Quote the lines of the items below, starting with the line that contains "x-tick-label: 50 bbox=[464, 431, 482, 447]" and continuing down to the line that contains "x-tick-label: 70 bbox=[319, 431, 337, 447]", with both of those lines included and every line reproduced without change.

#### Input

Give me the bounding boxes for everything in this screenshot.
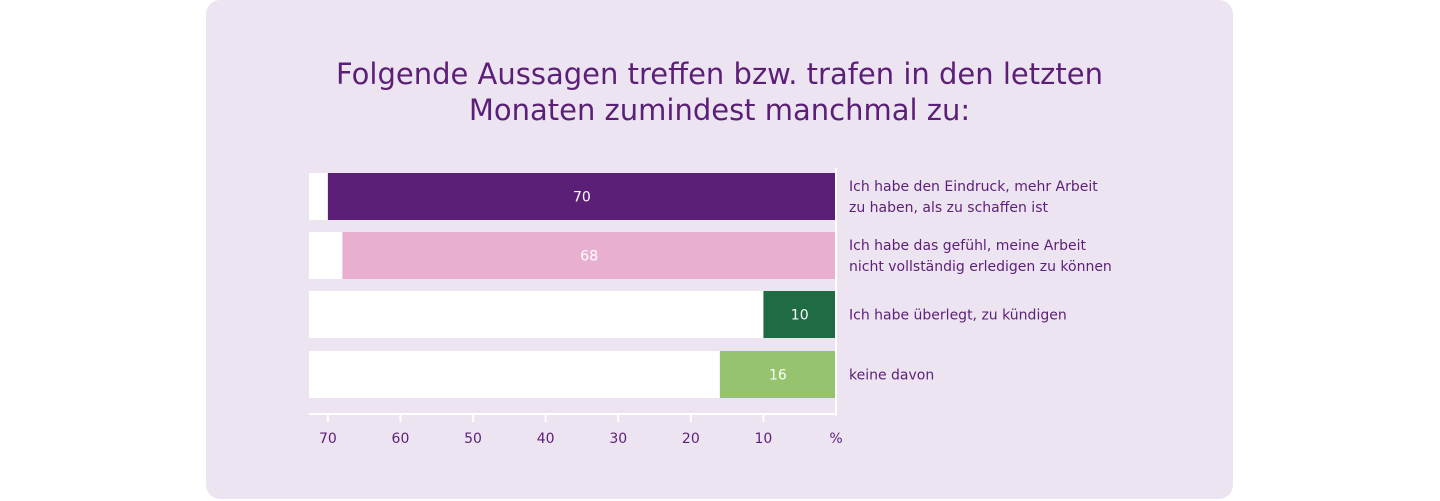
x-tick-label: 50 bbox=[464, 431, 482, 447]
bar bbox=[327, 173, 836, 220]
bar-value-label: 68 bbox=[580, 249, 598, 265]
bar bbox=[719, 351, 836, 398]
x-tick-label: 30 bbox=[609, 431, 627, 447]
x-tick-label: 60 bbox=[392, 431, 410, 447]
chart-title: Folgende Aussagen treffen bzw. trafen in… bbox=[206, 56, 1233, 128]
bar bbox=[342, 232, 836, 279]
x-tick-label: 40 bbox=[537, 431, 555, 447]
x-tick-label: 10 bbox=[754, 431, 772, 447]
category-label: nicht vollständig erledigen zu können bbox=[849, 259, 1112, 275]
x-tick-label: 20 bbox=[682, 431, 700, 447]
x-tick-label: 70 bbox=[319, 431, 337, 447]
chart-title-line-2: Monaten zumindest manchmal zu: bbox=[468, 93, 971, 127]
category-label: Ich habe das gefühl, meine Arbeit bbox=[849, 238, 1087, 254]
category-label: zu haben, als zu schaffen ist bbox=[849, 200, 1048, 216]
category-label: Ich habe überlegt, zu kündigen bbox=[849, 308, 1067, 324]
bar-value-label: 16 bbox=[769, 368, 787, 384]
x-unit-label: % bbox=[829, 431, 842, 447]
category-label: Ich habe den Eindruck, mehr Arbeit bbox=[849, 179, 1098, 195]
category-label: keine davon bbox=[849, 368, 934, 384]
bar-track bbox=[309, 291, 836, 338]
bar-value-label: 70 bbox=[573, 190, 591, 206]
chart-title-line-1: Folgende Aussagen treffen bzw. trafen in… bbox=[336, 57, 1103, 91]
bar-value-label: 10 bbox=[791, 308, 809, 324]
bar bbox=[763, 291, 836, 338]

########
#### Input

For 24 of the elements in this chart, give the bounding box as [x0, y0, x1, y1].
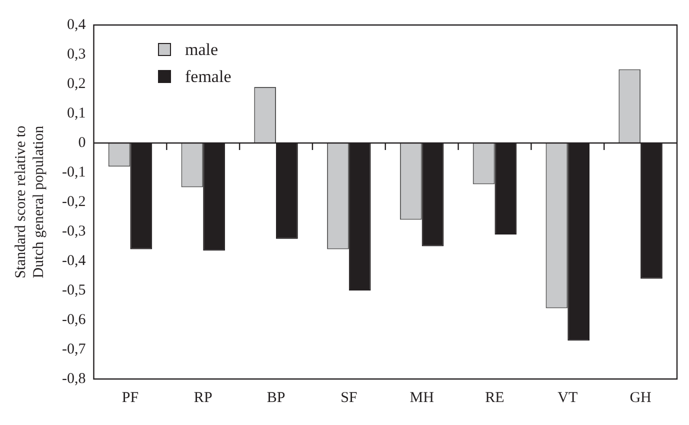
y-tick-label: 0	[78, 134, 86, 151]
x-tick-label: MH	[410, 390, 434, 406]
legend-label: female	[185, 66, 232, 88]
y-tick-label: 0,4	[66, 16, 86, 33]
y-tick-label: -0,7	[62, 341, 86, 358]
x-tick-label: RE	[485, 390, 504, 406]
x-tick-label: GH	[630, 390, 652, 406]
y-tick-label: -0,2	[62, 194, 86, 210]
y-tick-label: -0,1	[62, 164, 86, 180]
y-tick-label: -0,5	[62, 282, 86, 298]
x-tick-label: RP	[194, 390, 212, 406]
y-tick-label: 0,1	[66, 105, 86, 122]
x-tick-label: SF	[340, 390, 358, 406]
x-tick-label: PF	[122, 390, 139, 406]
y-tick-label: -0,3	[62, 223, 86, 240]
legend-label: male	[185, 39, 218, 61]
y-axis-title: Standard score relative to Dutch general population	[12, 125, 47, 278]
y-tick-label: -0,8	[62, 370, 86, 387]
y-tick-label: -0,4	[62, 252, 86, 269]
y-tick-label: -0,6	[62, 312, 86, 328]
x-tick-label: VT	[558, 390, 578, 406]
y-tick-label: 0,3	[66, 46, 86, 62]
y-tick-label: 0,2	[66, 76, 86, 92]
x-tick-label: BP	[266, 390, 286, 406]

########

■ **Problem solution**:
x-tick-label: 50 bbox=[464, 431, 482, 447]
bar bbox=[327, 173, 836, 220]
bar-value-label: 68 bbox=[580, 249, 598, 265]
bar bbox=[719, 351, 836, 398]
x-tick-label: 30 bbox=[609, 431, 627, 447]
x-tick-label: 60 bbox=[392, 431, 410, 447]
chart-title: Folgende Aussagen treffen bzw. trafen in… bbox=[206, 56, 1233, 128]
bar bbox=[342, 232, 836, 279]
x-tick-label: 40 bbox=[537, 431, 555, 447]
x-tick-label: 10 bbox=[754, 431, 772, 447]
category-label: nicht vollständig erledigen zu können bbox=[849, 259, 1112, 275]
x-tick-label: 20 bbox=[682, 431, 700, 447]
x-tick-label: 70 bbox=[319, 431, 337, 447]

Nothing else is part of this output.